=== What the task requires ===
Output every line of the data exactly as it appears.
[start of Data for this exercise]
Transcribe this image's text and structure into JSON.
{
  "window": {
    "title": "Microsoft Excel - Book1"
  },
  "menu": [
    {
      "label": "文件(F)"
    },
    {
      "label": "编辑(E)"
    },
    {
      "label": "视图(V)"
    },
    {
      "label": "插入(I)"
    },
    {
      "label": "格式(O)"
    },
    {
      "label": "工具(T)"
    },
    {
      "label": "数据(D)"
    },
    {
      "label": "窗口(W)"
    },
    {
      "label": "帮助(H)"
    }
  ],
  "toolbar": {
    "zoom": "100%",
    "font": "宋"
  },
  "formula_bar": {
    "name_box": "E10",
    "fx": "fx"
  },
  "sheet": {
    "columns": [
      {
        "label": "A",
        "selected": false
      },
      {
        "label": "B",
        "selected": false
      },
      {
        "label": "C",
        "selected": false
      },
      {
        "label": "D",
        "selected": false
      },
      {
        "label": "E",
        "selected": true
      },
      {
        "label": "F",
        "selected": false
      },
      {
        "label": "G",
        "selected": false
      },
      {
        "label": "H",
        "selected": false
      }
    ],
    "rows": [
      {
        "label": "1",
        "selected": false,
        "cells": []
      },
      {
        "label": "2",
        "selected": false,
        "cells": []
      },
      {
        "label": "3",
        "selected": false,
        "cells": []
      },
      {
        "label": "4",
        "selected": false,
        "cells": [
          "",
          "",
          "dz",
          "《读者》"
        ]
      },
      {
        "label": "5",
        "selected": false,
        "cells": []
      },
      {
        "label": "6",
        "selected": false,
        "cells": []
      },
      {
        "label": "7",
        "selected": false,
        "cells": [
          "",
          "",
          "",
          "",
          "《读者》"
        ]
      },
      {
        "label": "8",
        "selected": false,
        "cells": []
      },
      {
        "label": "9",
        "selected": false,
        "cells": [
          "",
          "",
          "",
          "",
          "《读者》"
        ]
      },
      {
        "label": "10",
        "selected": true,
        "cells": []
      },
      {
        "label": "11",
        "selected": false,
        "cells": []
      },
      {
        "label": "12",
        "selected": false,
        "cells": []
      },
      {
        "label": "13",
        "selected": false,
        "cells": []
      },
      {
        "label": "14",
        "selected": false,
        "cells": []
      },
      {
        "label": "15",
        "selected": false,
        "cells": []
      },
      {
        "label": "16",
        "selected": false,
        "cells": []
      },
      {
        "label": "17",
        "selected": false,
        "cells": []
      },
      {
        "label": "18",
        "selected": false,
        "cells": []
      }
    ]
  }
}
[end of Data for this exercise]
=== Solution to this exercise ===
Transcribe this image's text and structure into JSON.
{
  "window": {
    "title": "Microsoft Excel - Book1"
  },
  "menu": [
    {
      "label": "文件(F)"
    },
    {
      "label": "编辑(E)"
    },
    {
      "label": "视图(V)"
    },
    {
      "label": "插入(I)"
    },
    {
      "label": "格式(O)"
    },
    {
      "label": "工具(T)"
    },
    {
      "label": "数据(D)"
    },
    {
      "label": "窗口(W)"
    },
    {
      "label": "帮助(H)"
    }
  ],
  "toolbar": {
    "zoom": "100%",
    "font": "宋"
  },
  "formula_bar": {
    "name_box": "E10",
    "fx": "fx"
  },
  "sheet": {
    "columns": [
      {
        "label": "A",
        "selected": false
      },
      {
        "label": "B",
        "selected": false
      },
      {
        "label": "C",
        "selected": false
      },
      {
        "label": "D",
        "selected": false
      },
      {
        "label": "E",
        "selected": true
      },
      {
        "label": "F",
        "selected": false
      },
      {
        "label": "G",
        "selected": false
      },
      {
        "label": "H",
        "selected": false
      }
    ],
    "rows": [
      {
        "label": "1",
        "selected": false,
        "cells": []
      },
      {
        "label": "2",
        "selected": false,
        "cells": []
      },
      {
        "label": "3",
        "selected": false,
        "cells": []
      },
      {
        "label": "4",
        "selected": false,
        "cells": [
          "",
          "",
          "dz",
          "《读者》"
        ]
      },
      {
        "label": "5",
        "selected": false,
        "cells": []
      },
      {
        "label": "6",
        "selected": false,
        "cells": []
      },
      {
        "label": "7",
        "selected": false,
        "cells": [
          "",
          "",
          "",
          "",
          "《读者》"
        ]
      },
      {
        "label": "8",
        "selected": false,
        "cells": []
      },
      {
        "label": "9",
        "selected": false,
        "cells": [
          "",
          "",
          "",
          "",
          "《读者》"
        ]
      },
      {
        "label": "10",
        "selected": true,
        "cells": []
      },
      {
        "label": "11",
        "selected": false,
        "cells": []
      },
      {
        "label": "12",
        "selected": false,
        "cells": []
      },
      {
        "label": "13",
        "selected": false,
        "cells": []
      },
      {
        "label": "14",
        "selected": false,
        "cells": []
      },
      {
        "label": "15",
        "selected": false,
        "cells": []
      },
      {
        "label": "16",
        "selected": false,
        "cells": []
      },
      {
        "label": "17",
        "selected": false,
        "cells": []
      },
      {
        "label": "18",
        "selected": false,
        "cells": []
      }
    ]
  }
}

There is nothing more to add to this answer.